_SUPPLIED RECORDS_:
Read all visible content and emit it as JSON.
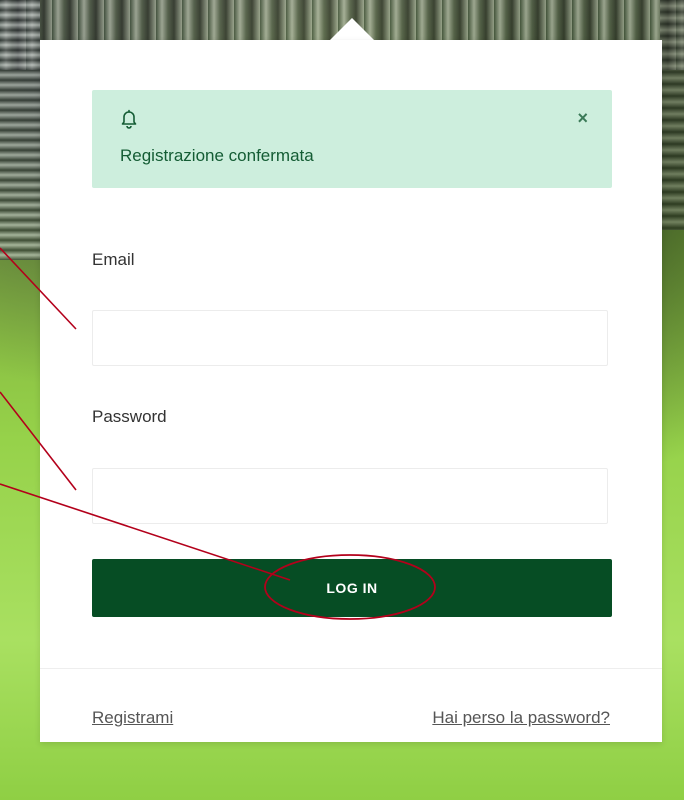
{
  "alert": {
    "message": "Registrazione confermata",
    "close_glyph": "×",
    "icon": "bell-icon"
  },
  "form": {
    "email_label": "Email",
    "email_value": "",
    "password_label": "Password",
    "password_value": "",
    "login_label": "LOG IN"
  },
  "footer": {
    "register_label": "Registrami",
    "lost_password_label": "Hai perso la password?"
  },
  "colors": {
    "alert_bg": "#cdeedd",
    "alert_text": "#145c34",
    "button_bg": "#064d24",
    "annotation": "#b3001b"
  }
}
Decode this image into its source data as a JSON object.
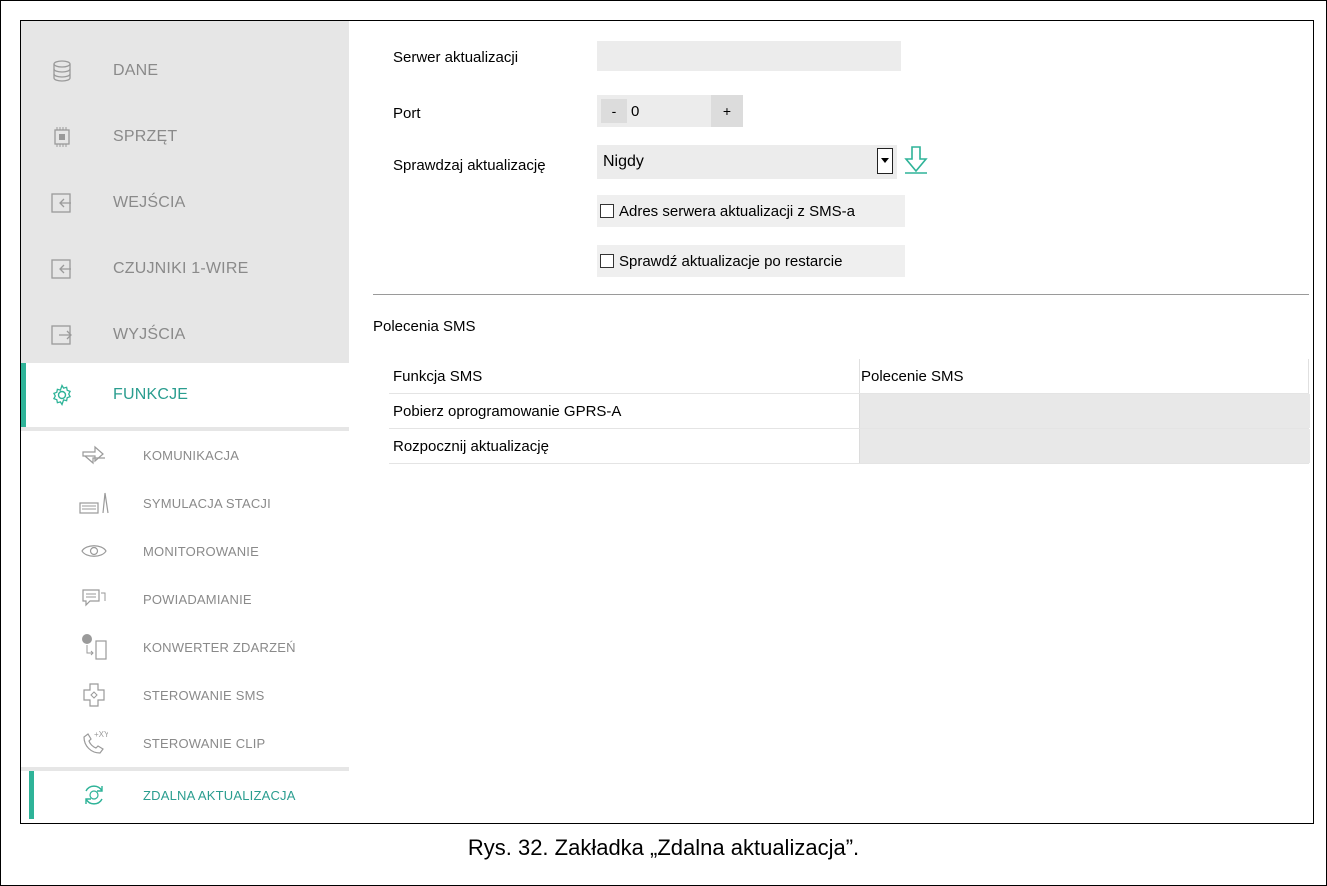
{
  "sidebar": {
    "items": [
      {
        "label": "DANE",
        "icon": "database-icon"
      },
      {
        "label": "SPRZĘT",
        "icon": "chip-icon"
      },
      {
        "label": "WEJŚCIA",
        "icon": "input-icon"
      },
      {
        "label": "CZUJNIKI 1-WIRE",
        "icon": "sensor-icon"
      },
      {
        "label": "WYJŚCIA",
        "icon": "output-icon"
      },
      {
        "label": "FUNKCJE",
        "icon": "gear-icon"
      }
    ],
    "subitems": [
      {
        "label": "KOMUNIKACJA",
        "icon": "communication-icon"
      },
      {
        "label": "SYMULACJA STACJI",
        "icon": "station-icon"
      },
      {
        "label": "MONITOROWANIE",
        "icon": "eye-icon"
      },
      {
        "label": "POWIADAMIANIE",
        "icon": "chat-icon"
      },
      {
        "label": "KONWERTER ZDARZEŃ",
        "icon": "converter-icon"
      },
      {
        "label": "STEROWANIE SMS",
        "icon": "sms-control-icon"
      },
      {
        "label": "STEROWANIE CLIP",
        "icon": "phone-icon"
      },
      {
        "label": "ZDALNA AKTUALIZACJA",
        "icon": "refresh-icon"
      }
    ]
  },
  "form": {
    "server_label": "Serwer aktualizacji",
    "server_value": "",
    "port_label": "Port",
    "port_minus": "-",
    "port_value": "0",
    "port_plus": "+",
    "check_label": "Sprawdzaj aktualizację",
    "check_value": "Nigdy",
    "sms_address_label": "Adres serwera aktualizacji z SMS-a",
    "sms_address_checked": false,
    "restart_label": "Sprawdź aktualizacje po restarcie",
    "restart_checked": false
  },
  "sms": {
    "title": "Polecenia SMS",
    "headers": [
      "Funkcja SMS",
      "Polecenie SMS"
    ],
    "rows": [
      [
        "Pobierz oprogramowanie GPRS-A",
        ""
      ],
      [
        "Rozpocznij aktualizację",
        ""
      ]
    ]
  },
  "caption": "Rys. 32. Zakładka „Zdalna aktualizacja”.",
  "colors": {
    "accent": "#2eb398",
    "sidebar_bg": "#e6e6e6"
  }
}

_REQUIRED TASK_: All preceding records should be duplicated verbatim, images excepted.

_REPLY_:
Read all visible content and emit it as JSON.
{
  "alert": {
    "message": "Registrazione confermata",
    "close_glyph": "×",
    "icon": "bell-icon"
  },
  "form": {
    "email_label": "Email",
    "email_value": "",
    "password_label": "Password",
    "password_value": "",
    "login_label": "LOG IN"
  },
  "footer": {
    "register_label": "Registrami",
    "lost_password_label": "Hai perso la password?"
  },
  "colors": {
    "alert_bg": "#cdeedd",
    "alert_text": "#145c34",
    "button_bg": "#064d24",
    "annotation": "#b3001b"
  }
}
Decode this image into its source data as a JSON object.
{
  "sidebar": {
    "items": [
      {
        "label": "DANE",
        "icon": "database-icon"
      },
      {
        "label": "SPRZĘT",
        "icon": "chip-icon"
      },
      {
        "label": "WEJŚCIA",
        "icon": "input-icon"
      },
      {
        "label": "CZUJNIKI 1-WIRE",
        "icon": "sensor-icon"
      },
      {
        "label": "WYJŚCIA",
        "icon": "output-icon"
      },
      {
        "label": "FUNKCJE",
        "icon": "gear-icon"
      }
    ],
    "subitems": [
      {
        "label": "KOMUNIKACJA",
        "icon": "communication-icon"
      },
      {
        "label": "SYMULACJA STACJI",
        "icon": "station-icon"
      },
      {
        "label": "MONITOROWANIE",
        "icon": "eye-icon"
      },
      {
        "label": "POWIADAMIANIE",
        "icon": "chat-icon"
      },
      {
        "label": "KONWERTER ZDARZEŃ",
        "icon": "converter-icon"
      },
      {
        "label": "STEROWANIE SMS",
        "icon": "sms-control-icon"
      },
      {
        "label": "STEROWANIE CLIP",
        "icon": "phone-icon"
      },
      {
        "label": "ZDALNA AKTUALIZACJA",
        "icon": "refresh-icon"
      }
    ]
  },
  "form": {
    "server_label": "Serwer aktualizacji",
    "server_value": "",
    "port_label": "Port",
    "port_minus": "-",
    "port_value": "0",
    "port_plus": "+",
    "check_label": "Sprawdzaj aktualizację",
    "check_value": "Nigdy",
    "sms_address_label": "Adres serwera aktualizacji z SMS-a",
    "sms_address_checked": false,
    "restart_label": "Sprawdź aktualizacje po restarcie",
    "restart_checked": false
  },
  "sms": {
    "title": "Polecenia SMS",
    "headers": [
      "Funkcja SMS",
      "Polecenie SMS"
    ],
    "rows": [
      [
        "Pobierz oprogramowanie GPRS-A",
        ""
      ],
      [
        "Rozpocznij aktualizację",
        ""
      ]
    ]
  },
  "caption": "Rys. 32. Zakładka „Zdalna aktualizacja”.",
  "colors": {
    "accent": "#2eb398",
    "sidebar_bg": "#e6e6e6"
  }
}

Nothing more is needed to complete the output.